= GIVEN INSTRUCTION =
Search the records for the word "Duration" and report each line that has it.
· · · · · · ·
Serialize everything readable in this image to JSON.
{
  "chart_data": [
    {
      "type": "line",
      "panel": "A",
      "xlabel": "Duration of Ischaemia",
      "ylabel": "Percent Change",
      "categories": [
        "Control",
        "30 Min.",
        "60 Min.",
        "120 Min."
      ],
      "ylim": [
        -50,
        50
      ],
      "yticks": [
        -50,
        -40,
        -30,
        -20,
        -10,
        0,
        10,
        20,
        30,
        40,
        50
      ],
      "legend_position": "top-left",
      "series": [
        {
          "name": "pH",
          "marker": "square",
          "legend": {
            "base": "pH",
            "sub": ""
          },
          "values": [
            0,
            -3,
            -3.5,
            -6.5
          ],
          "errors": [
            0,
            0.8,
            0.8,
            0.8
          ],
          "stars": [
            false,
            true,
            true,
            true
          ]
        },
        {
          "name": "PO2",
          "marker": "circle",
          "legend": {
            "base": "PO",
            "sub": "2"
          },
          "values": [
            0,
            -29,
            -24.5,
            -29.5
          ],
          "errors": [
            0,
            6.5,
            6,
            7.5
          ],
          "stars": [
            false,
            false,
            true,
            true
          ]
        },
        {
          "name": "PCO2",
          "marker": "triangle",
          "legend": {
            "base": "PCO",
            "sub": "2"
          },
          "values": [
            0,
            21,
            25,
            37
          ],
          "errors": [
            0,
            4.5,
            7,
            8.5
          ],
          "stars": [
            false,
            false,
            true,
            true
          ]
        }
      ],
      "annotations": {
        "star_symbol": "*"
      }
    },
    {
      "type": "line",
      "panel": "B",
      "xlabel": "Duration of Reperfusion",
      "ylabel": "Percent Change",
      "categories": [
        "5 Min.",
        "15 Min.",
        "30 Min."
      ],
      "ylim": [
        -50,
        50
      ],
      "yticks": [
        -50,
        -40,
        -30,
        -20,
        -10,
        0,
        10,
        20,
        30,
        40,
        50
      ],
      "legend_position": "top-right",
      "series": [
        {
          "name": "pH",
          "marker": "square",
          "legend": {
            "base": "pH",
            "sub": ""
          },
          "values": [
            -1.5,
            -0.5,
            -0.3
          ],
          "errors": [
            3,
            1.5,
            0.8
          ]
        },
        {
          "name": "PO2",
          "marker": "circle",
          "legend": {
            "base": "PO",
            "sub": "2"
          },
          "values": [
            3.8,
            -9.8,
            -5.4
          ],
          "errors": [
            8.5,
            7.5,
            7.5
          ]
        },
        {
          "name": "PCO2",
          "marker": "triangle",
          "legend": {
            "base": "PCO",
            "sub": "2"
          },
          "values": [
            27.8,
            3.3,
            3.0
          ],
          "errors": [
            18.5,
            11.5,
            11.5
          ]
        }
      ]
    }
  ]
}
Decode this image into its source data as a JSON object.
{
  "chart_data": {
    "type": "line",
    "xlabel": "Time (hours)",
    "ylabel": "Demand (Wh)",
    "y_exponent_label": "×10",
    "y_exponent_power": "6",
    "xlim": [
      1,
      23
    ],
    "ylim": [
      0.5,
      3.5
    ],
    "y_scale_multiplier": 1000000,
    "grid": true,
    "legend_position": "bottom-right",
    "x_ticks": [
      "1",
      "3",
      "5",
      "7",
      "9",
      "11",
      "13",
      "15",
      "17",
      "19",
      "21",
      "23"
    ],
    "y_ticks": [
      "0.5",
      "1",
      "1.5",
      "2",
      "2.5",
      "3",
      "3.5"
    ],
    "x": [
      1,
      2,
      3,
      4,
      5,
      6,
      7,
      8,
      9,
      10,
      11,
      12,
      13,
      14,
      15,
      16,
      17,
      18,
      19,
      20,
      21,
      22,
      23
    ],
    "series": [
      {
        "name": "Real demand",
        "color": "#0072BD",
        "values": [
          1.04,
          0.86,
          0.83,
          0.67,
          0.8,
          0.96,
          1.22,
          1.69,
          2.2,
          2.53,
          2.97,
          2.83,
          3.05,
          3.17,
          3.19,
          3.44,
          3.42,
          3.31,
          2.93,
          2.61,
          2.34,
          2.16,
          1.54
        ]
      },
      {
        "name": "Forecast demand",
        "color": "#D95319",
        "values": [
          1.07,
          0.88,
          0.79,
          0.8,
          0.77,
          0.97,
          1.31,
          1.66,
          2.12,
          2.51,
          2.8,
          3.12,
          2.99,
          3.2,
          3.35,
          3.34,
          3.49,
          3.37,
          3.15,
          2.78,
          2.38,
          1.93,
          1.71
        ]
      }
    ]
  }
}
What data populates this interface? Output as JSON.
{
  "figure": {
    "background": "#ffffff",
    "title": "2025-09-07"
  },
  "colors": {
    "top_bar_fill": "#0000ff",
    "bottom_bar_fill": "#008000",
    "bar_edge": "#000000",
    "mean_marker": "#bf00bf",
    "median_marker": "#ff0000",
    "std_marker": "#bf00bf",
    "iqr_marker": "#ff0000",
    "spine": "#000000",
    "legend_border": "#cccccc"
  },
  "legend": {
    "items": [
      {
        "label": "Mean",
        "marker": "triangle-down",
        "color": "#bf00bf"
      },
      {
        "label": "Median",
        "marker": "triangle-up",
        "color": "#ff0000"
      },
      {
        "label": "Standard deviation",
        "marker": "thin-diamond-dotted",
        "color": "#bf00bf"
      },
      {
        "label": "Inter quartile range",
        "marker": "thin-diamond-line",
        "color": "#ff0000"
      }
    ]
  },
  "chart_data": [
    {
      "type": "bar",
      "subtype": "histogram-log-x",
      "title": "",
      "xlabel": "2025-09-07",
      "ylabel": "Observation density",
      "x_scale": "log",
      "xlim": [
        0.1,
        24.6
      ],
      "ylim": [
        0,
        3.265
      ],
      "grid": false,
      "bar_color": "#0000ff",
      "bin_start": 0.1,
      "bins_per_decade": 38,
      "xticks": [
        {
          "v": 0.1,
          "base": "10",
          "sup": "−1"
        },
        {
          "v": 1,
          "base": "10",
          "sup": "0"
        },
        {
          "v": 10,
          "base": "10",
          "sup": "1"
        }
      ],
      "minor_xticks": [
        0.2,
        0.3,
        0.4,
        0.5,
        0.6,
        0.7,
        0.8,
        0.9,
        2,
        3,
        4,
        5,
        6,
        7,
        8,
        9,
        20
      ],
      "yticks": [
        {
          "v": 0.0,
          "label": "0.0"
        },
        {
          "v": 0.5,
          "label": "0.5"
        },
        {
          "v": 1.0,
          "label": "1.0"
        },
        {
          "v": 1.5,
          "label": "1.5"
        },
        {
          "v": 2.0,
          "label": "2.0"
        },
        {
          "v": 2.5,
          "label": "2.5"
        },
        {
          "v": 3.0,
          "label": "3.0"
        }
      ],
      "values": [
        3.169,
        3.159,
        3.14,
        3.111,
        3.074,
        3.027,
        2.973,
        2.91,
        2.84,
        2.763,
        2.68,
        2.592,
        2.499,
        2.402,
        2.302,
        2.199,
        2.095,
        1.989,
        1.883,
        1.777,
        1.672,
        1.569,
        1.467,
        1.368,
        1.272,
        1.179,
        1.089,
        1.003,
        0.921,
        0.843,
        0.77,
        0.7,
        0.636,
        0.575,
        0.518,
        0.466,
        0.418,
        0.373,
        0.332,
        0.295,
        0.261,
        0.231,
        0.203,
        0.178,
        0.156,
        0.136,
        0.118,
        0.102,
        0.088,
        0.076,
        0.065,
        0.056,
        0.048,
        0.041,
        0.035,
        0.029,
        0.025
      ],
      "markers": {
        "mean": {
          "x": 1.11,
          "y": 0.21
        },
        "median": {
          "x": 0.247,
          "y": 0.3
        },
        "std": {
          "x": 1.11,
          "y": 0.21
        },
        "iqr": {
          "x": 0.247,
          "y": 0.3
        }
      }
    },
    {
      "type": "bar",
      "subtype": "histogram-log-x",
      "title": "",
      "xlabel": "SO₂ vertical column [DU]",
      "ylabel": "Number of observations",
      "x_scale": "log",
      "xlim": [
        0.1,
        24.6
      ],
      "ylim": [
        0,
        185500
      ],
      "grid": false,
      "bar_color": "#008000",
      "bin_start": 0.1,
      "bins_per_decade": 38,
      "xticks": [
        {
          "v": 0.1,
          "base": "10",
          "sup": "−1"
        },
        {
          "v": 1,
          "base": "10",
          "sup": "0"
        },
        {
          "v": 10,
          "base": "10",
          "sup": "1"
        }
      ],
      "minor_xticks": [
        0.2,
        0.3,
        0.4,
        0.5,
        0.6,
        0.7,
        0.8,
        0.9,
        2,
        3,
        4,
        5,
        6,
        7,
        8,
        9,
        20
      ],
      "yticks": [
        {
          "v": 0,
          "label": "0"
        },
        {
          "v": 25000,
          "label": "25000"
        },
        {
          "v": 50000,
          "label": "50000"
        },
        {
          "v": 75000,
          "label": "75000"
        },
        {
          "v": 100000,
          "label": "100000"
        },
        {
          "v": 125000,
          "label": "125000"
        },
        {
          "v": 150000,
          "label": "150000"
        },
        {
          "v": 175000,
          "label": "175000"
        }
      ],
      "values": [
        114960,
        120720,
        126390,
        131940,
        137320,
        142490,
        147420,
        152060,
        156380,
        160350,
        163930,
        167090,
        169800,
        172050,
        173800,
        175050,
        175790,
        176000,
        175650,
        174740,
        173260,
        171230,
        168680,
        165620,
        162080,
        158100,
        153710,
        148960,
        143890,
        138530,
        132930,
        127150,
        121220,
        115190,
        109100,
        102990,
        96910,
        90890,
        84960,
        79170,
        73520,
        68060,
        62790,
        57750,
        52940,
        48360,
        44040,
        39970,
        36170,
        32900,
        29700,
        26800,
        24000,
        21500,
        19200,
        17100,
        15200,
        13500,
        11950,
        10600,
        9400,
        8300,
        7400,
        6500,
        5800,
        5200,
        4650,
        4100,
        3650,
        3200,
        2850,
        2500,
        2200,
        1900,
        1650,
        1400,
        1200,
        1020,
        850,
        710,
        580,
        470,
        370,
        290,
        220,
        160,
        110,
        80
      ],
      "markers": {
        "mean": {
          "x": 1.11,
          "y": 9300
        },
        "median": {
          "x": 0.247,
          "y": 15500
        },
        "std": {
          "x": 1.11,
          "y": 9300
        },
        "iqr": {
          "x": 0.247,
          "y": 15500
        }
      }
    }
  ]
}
· · · · · · ·
= FINAL RESULT =
      "xlabel": "Duration of Ischaemia",
      "xlabel": "Duration of Reperfusion",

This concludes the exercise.